Answer these questions using the passage below on beef-industry emissions claims:
1. By what percentage does the study cited by the Cattlemen's Beef Board say removing animals from US agriculture would reduce total emissions?
2. In what year did The New York Times publish its exposé on Frank Mitloehner?
3. What share of world CO2 emissions could a global phaseout of animal agriculture offset, according to the study co-authored by a vegan food company representative?

EXTRACTED TEXT:
┄┄┄┄┄┄
The Cattlemen's Beef Board on their website177 points to a study that claims removing animals from US agriculture would only reduce total emissions by 2.6%178. However, this study did not examine the emissions potential of dietary shifts. When asked, the authors said their study was "not intended to relate to studied vegetarian or vegan diets"179. Several research groups have published responses voicing concerns about this paper calling the scenario "unrealistic".180-182 For example, the study assumes when animals are removed, farmers will just keep growing animal feed without animals to eat it, implying famers wouldn't change what crops they grow. If we expect humans to eat all of this feed, everyone would have to double their calorie intake. Obviously, this is unrealistic. Frank Mitloehner of UC Davis, an outspoken defender of meat, echoed this study as a way to convince people to keep eating beef and to not worry so much about environmental impacts from beef. In 2022, The New York Times wrote an expose about him titled "He's an Outspoken Defender of Meat. Industry Funds His Research, Files Show" showing that he gets funded by the meat industry.

The website also claims that beef production "is responsible for only 3.3% of greenhouse gas emissions in the U.S." referring to a study that did not compare diets, discounted grains from corn ethanal production (recent studies show corn ethanol emits more greenhouse gases than the gasoline it's meant to replace168,169, meaning we should count animal products fed on ethanol grains as having even higher emissions, not discount them), and didn't count carbon opportunity cost of land. Also, it was funded by the beef industry, and was initiated, co-authored, and data obtained and provided by the National Cattlemen's Beef Association183 , an industry group whose job is to "promote beef's image and defend beef's freedom to operate to enhance consumer, influencer and stakeholder trust in beef"184. The data was also not peer-reviewed. This presents a conflict of interest. Furthermore, the website's footnotes were either broken links, go to other beef industry websites, and/or were opinion blogs. By contrast, a different study that was co-authored by a vegan food company representative found that a global phaseout of animal agriculture could offset 68% of world CO2 emissions185. Although this study was peer-reviewed, it too presents a potential conflict of interest. It is possible that some studies with conflicts of interest can still provide sound science, however because of these conflicts, neither of these studies are considered nor referenced anywhere else in this document.
┄┄┄┄┄┄
MATERIAL PROVIDED:
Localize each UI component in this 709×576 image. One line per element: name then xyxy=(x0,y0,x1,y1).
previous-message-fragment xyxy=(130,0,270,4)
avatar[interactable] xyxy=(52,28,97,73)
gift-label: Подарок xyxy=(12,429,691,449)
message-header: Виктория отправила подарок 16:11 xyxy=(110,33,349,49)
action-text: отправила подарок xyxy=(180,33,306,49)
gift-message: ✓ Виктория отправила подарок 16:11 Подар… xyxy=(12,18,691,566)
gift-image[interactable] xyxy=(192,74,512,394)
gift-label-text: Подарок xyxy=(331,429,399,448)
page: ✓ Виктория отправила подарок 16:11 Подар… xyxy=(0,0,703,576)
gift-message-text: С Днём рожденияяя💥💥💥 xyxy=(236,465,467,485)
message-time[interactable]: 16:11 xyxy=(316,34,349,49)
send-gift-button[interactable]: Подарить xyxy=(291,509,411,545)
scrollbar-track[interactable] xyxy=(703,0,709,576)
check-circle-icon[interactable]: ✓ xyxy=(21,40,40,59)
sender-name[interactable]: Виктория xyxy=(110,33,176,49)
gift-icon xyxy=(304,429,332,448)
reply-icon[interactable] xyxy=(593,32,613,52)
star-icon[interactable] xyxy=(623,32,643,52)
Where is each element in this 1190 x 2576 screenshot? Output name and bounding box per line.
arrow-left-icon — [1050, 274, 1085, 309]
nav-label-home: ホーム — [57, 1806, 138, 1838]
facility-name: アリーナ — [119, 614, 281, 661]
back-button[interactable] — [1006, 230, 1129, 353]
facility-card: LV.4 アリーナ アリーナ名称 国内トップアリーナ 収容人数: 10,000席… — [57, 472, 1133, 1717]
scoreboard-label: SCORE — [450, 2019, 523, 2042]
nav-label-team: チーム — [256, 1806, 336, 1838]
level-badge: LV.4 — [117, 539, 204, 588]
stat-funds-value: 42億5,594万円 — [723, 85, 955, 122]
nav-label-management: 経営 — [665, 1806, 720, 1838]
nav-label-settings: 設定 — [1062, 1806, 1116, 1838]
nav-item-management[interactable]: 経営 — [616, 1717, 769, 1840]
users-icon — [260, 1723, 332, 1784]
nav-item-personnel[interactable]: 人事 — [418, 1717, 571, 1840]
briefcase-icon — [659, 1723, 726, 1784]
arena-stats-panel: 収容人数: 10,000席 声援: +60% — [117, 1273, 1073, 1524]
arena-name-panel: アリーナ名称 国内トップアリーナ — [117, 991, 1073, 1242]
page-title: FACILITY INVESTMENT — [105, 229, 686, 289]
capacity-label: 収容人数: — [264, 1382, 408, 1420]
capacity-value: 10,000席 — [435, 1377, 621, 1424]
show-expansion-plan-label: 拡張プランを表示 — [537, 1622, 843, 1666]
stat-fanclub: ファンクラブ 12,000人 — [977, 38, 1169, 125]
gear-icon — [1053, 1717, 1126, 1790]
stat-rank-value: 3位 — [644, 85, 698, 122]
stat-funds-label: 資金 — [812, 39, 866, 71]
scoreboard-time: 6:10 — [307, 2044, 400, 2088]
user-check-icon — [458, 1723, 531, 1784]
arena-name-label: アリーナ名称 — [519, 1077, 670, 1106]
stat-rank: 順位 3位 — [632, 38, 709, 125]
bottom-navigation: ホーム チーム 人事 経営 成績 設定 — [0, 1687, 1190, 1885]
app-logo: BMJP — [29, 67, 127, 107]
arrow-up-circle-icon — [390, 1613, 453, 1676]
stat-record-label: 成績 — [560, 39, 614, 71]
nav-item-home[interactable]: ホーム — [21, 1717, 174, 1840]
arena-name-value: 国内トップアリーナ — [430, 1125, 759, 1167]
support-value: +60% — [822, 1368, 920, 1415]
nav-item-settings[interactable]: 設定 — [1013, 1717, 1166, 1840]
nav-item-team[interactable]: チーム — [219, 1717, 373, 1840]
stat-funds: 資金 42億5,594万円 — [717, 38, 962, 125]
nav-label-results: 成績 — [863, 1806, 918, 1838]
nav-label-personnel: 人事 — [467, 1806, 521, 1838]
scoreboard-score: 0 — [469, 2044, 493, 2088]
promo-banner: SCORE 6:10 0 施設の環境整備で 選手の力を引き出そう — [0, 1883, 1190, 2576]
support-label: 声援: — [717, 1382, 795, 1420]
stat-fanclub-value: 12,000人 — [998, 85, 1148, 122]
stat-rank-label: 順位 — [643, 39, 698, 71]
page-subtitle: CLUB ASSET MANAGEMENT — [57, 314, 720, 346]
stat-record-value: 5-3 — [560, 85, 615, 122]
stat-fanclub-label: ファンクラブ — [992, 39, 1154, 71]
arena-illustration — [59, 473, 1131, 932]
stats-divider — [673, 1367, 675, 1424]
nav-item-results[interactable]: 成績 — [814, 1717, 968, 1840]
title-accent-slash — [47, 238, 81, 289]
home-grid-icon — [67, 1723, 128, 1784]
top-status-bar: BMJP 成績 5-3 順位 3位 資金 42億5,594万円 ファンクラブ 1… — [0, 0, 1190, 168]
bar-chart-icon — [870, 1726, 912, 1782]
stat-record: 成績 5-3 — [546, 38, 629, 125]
┄┄┄┄┄┄
ANSWER TO THE EXERCISE:
1. 2.6%
2. 2022
3. 68%